(Figure contents as structured data)
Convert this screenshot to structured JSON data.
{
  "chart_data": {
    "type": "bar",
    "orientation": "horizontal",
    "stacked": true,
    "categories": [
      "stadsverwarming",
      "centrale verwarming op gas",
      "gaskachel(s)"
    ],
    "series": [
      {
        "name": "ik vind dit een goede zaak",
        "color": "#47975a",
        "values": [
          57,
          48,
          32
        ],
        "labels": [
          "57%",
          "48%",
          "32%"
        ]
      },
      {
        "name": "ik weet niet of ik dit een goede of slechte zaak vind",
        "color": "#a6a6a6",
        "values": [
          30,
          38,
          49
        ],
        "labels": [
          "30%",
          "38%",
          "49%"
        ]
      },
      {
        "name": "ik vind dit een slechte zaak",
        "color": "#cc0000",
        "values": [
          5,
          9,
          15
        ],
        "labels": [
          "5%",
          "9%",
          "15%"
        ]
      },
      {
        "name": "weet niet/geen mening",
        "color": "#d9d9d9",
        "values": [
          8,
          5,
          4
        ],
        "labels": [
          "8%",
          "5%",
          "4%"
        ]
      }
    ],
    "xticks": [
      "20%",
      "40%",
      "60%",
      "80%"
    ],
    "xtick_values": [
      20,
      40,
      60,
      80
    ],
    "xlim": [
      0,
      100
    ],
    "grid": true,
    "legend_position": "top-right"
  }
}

Problem statement: Write out every record, exactly as written.

Task solution:
Convert this screenshot to structured JSON data.
{
  "chart_data": {
    "type": "bar",
    "orientation": "horizontal",
    "stacked": true,
    "categories": [
      "stadsverwarming",
      "centrale verwarming op gas",
      "gaskachel(s)"
    ],
    "series": [
      {
        "name": "ik vind dit een goede zaak",
        "color": "#47975a",
        "values": [
          57,
          48,
          32
        ],
        "labels": [
          "57%",
          "48%",
          "32%"
        ]
      },
      {
        "name": "ik weet niet of ik dit een goede of slechte zaak vind",
        "color": "#a6a6a6",
        "values": [
          30,
          38,
          49
        ],
        "labels": [
          "30%",
          "38%",
          "49%"
        ]
      },
      {
        "name": "ik vind dit een slechte zaak",
        "color": "#cc0000",
        "values": [
          5,
          9,
          15
        ],
        "labels": [
          "5%",
          "9%",
          "15%"
        ]
      },
      {
        "name": "weet niet/geen mening",
        "color": "#d9d9d9",
        "values": [
          8,
          5,
          4
        ],
        "labels": [
          "8%",
          "5%",
          "4%"
        ]
      }
    ],
    "xticks": [
      "20%",
      "40%",
      "60%",
      "80%"
    ],
    "xtick_values": [
      20,
      40,
      60,
      80
    ],
    "xlim": [
      0,
      100
    ],
    "grid": true,
    "legend_position": "top-right"
  }
}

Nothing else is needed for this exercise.